תמונה תומכת תוכןA new study conducted at the University sheds light on one of the biological mechanisms involved in the evolution of species: The precise conservation of the dynamics of gene expression in embryonic regulatory circuits plays a key role in maintaining morphological similarity between similar species. Dr. Smadar Ben-Tabou de-Leon of the Department of Marine Biology undertook the study, which was published in the journal Plos Genetics. She explains: “In the current study, we found that two species of sea urchins that are as different from each other in genetic terms as we are from mice, show highly conserved dynamics of the expression of their regulatory genes. Now we want to examine the next stage: If we change the dynamics of the regulatory circuits, will we be able to change the morphology of the fetus? For example, will a sea cucumber embryo grow a skeleton like a sea urchin?”

The Mediterranean sea urchin and the Pacific Ocean sea urchin are distant relatives that parted from a common ancestor about fifty millions years ago. In addition to the long period of time that has elapsed since then, the two species also live in profoundly different habitats: the Mediterranean differs significantly from the Pacific Ocean in terms of salinity, temperature, and numerous other characteristics. Accordingly, the two species show a similarity of just 85 percent in their protein-coding DNA – a level similar to that between humans and mice.

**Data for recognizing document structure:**
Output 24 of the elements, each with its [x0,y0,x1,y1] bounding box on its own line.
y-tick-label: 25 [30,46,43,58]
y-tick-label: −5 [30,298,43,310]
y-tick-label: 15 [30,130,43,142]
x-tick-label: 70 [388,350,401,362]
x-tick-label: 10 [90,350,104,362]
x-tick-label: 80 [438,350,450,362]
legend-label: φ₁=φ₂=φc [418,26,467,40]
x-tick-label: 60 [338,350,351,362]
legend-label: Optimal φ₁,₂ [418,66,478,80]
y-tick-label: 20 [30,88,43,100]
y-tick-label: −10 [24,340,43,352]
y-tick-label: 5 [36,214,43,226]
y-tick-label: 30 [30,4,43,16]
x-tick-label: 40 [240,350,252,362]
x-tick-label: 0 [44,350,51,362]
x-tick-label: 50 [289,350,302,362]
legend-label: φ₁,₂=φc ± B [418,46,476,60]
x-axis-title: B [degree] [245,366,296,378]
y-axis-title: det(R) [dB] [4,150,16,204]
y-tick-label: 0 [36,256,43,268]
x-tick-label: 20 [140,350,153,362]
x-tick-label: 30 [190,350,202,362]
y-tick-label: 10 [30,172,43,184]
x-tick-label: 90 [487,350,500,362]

**Exercise goal:**
In the sea urchin study passage above the records, how similar is the protein-coding DNA of the two sea urchin species?

**Answer to the problem:**
It is 85 percent similar, about the same as between humans and mice.